INPUT FOR THIS TASK »
---

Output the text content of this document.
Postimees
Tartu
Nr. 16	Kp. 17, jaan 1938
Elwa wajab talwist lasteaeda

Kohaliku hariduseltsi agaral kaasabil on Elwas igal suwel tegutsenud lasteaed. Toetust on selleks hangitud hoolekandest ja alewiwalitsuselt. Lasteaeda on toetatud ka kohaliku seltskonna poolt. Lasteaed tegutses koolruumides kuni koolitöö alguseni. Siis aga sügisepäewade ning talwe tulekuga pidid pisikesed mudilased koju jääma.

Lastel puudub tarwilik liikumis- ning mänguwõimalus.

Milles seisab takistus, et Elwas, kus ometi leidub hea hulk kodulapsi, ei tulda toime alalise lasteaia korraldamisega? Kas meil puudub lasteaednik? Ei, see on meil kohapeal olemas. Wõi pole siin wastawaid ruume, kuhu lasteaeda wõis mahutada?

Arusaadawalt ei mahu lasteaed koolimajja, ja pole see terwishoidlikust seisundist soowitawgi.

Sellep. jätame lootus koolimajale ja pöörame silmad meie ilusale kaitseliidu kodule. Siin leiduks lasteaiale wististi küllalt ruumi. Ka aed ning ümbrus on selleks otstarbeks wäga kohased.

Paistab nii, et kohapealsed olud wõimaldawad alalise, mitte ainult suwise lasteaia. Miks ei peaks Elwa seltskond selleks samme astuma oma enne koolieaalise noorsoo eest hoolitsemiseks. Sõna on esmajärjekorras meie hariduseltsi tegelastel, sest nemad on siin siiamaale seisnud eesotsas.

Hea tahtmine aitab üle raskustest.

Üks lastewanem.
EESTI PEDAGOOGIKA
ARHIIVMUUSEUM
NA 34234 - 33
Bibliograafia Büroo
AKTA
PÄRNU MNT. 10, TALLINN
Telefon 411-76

---

YOUR INSTRUCTIONS » Tally up the lines in the records containing the word "hariduseltsi", then give the count and nothing else.

SOLUTION FOR THIS TASK » 2